(Data records)
• • • • •
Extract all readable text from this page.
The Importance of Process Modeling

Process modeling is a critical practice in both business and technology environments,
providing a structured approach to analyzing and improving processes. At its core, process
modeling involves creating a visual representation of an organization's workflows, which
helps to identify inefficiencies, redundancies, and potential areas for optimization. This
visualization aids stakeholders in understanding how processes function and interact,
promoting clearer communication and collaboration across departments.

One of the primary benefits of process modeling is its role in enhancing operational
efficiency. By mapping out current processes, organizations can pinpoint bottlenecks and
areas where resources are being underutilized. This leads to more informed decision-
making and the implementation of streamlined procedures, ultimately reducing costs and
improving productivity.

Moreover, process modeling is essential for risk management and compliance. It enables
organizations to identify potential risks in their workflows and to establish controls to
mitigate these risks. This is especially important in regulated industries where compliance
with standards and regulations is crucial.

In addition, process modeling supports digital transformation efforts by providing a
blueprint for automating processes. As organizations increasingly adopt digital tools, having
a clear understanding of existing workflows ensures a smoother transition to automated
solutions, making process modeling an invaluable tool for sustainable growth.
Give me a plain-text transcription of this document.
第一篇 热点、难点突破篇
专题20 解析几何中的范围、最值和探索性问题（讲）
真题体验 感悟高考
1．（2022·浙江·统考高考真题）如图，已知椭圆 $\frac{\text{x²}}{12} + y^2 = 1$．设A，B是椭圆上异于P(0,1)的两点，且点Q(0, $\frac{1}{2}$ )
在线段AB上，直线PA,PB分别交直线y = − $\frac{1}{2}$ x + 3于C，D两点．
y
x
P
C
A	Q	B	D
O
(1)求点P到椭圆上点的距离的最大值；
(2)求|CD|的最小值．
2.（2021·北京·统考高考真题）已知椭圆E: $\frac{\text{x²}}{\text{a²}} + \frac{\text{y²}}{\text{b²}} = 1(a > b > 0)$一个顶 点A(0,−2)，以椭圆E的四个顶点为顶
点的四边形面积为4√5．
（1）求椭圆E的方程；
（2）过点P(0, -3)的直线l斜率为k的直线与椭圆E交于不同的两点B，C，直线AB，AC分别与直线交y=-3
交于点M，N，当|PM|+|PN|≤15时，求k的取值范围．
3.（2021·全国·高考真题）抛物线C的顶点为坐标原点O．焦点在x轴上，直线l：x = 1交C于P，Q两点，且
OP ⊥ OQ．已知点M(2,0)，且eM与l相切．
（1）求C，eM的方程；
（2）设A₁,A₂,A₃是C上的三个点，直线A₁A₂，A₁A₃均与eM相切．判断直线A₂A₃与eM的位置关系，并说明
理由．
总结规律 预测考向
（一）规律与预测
• • • • •
*Problem requirements*:
Reproduce the lines of the entries above exactly, but only from the line containing "Give me a plain-text" through the final line.

*Completed task*:
Give me a plain-text transcription of this document.
第一篇 热点、难点突破篇
专题20 解析几何中的范围、最值和探索性问题（讲）
真题体验 感悟高考
1．（2022·浙江·统考高考真题）如图，已知椭圆 $\frac{\text{x²}}{12} + y^2 = 1$．设A，B是椭圆上异于P(0,1)的两点，且点Q(0, $\frac{1}{2}$ )
在线段AB上，直线PA,PB分别交直线y = − $\frac{1}{2}$ x + 3于C，D两点．
y
x
P
C
A	Q	B	D
O
(1)求点P到椭圆上点的距离的最大值；
(2)求|CD|的最小值．
2.（2021·北京·统考高考真题）已知椭圆E: $\frac{\text{x²}}{\text{a²}} + \frac{\text{y²}}{\text{b²}} = 1(a > b > 0)$一个顶 点A(0,−2)，以椭圆E的四个顶点为顶
点的四边形面积为4√5．
（1）求椭圆E的方程；
（2）过点P(0, -3)的直线l斜率为k的直线与椭圆E交于不同的两点B，C，直线AB，AC分别与直线交y=-3
交于点M，N，当|PM|+|PN|≤15时，求k的取值范围．
3.（2021·全国·高考真题）抛物线C的顶点为坐标原点O．焦点在x轴上，直线l：x = 1交C于P，Q两点，且
OP ⊥ OQ．已知点M(2,0)，且eM与l相切．
（1）求C，eM的方程；
（2）设A₁,A₂,A₃是C上的三个点，直线A₁A₂，A₁A₃均与eM相切．判断直线A₂A₃与eM的位置关系，并说明
理由．
总结规律 预测考向
（一）规律与预测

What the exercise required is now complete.